◆ DIRECTIONS: Write out all of the lines below, exactly and completely.

Data extracted from a collection
======
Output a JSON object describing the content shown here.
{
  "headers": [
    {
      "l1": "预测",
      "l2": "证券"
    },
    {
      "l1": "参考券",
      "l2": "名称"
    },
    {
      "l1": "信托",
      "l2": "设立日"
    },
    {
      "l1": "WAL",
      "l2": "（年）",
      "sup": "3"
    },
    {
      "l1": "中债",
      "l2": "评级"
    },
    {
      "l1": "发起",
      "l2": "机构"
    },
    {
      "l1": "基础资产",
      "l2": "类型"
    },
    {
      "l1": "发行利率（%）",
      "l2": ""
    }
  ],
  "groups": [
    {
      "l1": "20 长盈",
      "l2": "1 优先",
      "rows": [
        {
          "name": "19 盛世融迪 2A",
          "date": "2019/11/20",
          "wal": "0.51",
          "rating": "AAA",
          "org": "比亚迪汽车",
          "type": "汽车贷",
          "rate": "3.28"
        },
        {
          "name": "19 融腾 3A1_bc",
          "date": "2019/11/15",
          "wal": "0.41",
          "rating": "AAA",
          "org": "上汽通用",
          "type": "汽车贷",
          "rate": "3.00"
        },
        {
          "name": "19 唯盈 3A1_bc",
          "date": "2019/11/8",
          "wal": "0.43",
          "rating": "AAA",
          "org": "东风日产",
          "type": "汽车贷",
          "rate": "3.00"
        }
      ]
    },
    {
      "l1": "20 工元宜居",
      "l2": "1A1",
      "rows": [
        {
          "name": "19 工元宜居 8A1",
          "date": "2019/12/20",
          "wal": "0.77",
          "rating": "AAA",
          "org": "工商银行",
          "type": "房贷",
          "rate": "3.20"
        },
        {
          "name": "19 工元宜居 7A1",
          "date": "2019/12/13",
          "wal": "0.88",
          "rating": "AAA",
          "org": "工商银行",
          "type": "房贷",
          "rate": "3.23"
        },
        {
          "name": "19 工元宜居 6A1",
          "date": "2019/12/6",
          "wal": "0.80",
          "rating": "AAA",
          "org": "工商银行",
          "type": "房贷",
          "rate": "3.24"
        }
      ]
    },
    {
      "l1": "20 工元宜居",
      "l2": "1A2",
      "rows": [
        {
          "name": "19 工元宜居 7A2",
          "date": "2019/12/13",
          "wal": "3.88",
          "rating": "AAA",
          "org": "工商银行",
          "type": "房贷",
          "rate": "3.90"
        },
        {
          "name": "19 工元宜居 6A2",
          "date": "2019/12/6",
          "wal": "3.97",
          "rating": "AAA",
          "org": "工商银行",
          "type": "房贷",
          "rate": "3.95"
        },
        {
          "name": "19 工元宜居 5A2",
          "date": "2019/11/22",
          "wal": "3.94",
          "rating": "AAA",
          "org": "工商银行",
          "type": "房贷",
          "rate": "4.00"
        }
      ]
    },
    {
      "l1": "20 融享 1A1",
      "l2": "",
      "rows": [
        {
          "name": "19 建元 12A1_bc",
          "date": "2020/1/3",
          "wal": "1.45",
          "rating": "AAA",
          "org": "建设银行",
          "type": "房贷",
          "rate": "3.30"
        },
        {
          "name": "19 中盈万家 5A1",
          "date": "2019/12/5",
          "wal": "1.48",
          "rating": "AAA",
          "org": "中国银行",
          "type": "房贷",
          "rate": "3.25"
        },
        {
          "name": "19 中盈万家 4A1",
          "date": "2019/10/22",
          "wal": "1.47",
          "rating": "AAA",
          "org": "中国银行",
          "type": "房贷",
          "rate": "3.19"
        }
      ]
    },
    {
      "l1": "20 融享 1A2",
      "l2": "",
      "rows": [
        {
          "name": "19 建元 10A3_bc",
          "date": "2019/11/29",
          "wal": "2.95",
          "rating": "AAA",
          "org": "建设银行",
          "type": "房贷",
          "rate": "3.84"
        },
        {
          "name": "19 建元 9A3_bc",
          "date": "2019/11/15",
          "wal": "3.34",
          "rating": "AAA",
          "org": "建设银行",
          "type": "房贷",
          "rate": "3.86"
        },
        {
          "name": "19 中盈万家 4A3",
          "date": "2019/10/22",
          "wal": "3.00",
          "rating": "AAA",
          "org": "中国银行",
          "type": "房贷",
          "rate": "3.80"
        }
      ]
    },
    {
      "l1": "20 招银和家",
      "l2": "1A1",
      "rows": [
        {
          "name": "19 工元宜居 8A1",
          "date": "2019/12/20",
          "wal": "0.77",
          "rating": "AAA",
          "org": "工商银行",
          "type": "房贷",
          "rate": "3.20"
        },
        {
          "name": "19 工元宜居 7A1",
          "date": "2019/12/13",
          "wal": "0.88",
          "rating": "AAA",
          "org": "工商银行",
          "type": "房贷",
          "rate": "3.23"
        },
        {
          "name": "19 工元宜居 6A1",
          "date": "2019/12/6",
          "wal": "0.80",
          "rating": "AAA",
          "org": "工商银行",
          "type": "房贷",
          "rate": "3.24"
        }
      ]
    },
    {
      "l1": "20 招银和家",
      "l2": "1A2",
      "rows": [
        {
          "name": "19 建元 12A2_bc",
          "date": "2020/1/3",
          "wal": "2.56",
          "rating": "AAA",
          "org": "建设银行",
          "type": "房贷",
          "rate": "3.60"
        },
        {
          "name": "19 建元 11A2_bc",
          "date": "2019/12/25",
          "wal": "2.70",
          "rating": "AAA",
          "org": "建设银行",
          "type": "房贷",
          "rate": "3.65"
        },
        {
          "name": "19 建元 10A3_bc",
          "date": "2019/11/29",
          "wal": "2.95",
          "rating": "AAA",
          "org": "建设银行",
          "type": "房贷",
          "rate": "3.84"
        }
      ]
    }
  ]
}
======
◆ RESULT:
Output a JSON object describing the content shown here.
{
  "headers": [
    {
      "l1": "预测",
      "l2": "证券"
    },
    {
      "l1": "参考券",
      "l2": "名称"
    },
    {
      "l1": "信托",
      "l2": "设立日"
    },
    {
      "l1": "WAL",
      "l2": "（年）",
      "sup": "3"
    },
    {
      "l1": "中债",
      "l2": "评级"
    },
    {
      "l1": "发起",
      "l2": "机构"
    },
    {
      "l1": "基础资产",
      "l2": "类型"
    },
    {
      "l1": "发行利率（%）",
      "l2": ""
    }
  ],
  "groups": [
    {
      "l1": "20 长盈",
      "l2": "1 优先",
      "rows": [
        {
          "name": "19 盛世融迪 2A",
          "date": "2019/11/20",
          "wal": "0.51",
          "rating": "AAA",
          "org": "比亚迪汽车",
          "type": "汽车贷",
          "rate": "3.28"
        },
        {
          "name": "19 融腾 3A1_bc",
          "date": "2019/11/15",
          "wal": "0.41",
          "rating": "AAA",
          "org": "上汽通用",
          "type": "汽车贷",
          "rate": "3.00"
        },
        {
          "name": "19 唯盈 3A1_bc",
          "date": "2019/11/8",
          "wal": "0.43",
          "rating": "AAA",
          "org": "东风日产",
          "type": "汽车贷",
          "rate": "3.00"
        }
      ]
    },
    {
      "l1": "20 工元宜居",
      "l2": "1A1",
      "rows": [
        {
          "name": "19 工元宜居 8A1",
          "date": "2019/12/20",
          "wal": "0.77",
          "rating": "AAA",
          "org": "工商银行",
          "type": "房贷",
          "rate": "3.20"
        },
        {
          "name": "19 工元宜居 7A1",
          "date": "2019/12/13",
          "wal": "0.88",
          "rating": "AAA",
          "org": "工商银行",
          "type": "房贷",
          "rate": "3.23"
        },
        {
          "name": "19 工元宜居 6A1",
          "date": "2019/12/6",
          "wal": "0.80",
          "rating": "AAA",
          "org": "工商银行",
          "type": "房贷",
          "rate": "3.24"
        }
      ]
    },
    {
      "l1": "20 工元宜居",
      "l2": "1A2",
      "rows": [
        {
          "name": "19 工元宜居 7A2",
          "date": "2019/12/13",
          "wal": "3.88",
          "rating": "AAA",
          "org": "工商银行",
          "type": "房贷",
          "rate": "3.90"
        },
        {
          "name": "19 工元宜居 6A2",
          "date": "2019/12/6",
          "wal": "3.97",
          "rating": "AAA",
          "org": "工商银行",
          "type": "房贷",
          "rate": "3.95"
        },
        {
          "name": "19 工元宜居 5A2",
          "date": "2019/11/22",
          "wal": "3.94",
          "rating": "AAA",
          "org": "工商银行",
          "type": "房贷",
          "rate": "4.00"
        }
      ]
    },
    {
      "l1": "20 融享 1A1",
      "l2": "",
      "rows": [
        {
          "name": "19 建元 12A1_bc",
          "date": "2020/1/3",
          "wal": "1.45",
          "rating": "AAA",
          "org": "建设银行",
          "type": "房贷",
          "rate": "3.30"
        },
        {
          "name": "19 中盈万家 5A1",
          "date": "2019/12/5",
          "wal": "1.48",
          "rating": "AAA",
          "org": "中国银行",
          "type": "房贷",
          "rate": "3.25"
        },
        {
          "name": "19 中盈万家 4A1",
          "date": "2019/10/22",
          "wal": "1.47",
          "rating": "AAA",
          "org": "中国银行",
          "type": "房贷",
          "rate": "3.19"
        }
      ]
    },
    {
      "l1": "20 融享 1A2",
      "l2": "",
      "rows": [
        {
          "name": "19 建元 10A3_bc",
          "date": "2019/11/29",
          "wal": "2.95",
          "rating": "AAA",
          "org": "建设银行",
          "type": "房贷",
          "rate": "3.84"
        },
        {
          "name": "19 建元 9A3_bc",
          "date": "2019/11/15",
          "wal": "3.34",
          "rating": "AAA",
          "org": "建设银行",
          "type": "房贷",
          "rate": "3.86"
        },
        {
          "name": "19 中盈万家 4A3",
          "date": "2019/10/22",
          "wal": "3.00",
          "rating": "AAA",
          "org": "中国银行",
          "type": "房贷",
          "rate": "3.80"
        }
      ]
    },
    {
      "l1": "20 招银和家",
      "l2": "1A1",
      "rows": [
        {
          "name": "19 工元宜居 8A1",
          "date": "2019/12/20",
          "wal": "0.77",
          "rating": "AAA",
          "org": "工商银行",
          "type": "房贷",
          "rate": "3.20"
        },
        {
          "name": "19 工元宜居 7A1",
          "date": "2019/12/13",
          "wal": "0.88",
          "rating": "AAA",
          "org": "工商银行",
          "type": "房贷",
          "rate": "3.23"
        },
        {
          "name": "19 工元宜居 6A1",
          "date": "2019/12/6",
          "wal": "0.80",
          "rating": "AAA",
          "org": "工商银行",
          "type": "房贷",
          "rate": "3.24"
        }
      ]
    },
    {
      "l1": "20 招银和家",
      "l2": "1A2",
      "rows": [
        {
          "name": "19 建元 12A2_bc",
          "date": "2020/1/3",
          "wal": "2.56",
          "rating": "AAA",
          "org": "建设银行",
          "type": "房贷",
          "rate": "3.60"
        },
        {
          "name": "19 建元 11A2_bc",
          "date": "2019/12/25",
          "wal": "2.70",
          "rating": "AAA",
          "org": "建设银行",
          "type": "房贷",
          "rate": "3.65"
        },
        {
          "name": "19 建元 10A3_bc",
          "date": "2019/11/29",
          "wal": "2.95",
          "rating": "AAA",
          "org": "建设银行",
          "type": "房贷",
          "rate": "3.84"
        }
      ]
    }
  ]
}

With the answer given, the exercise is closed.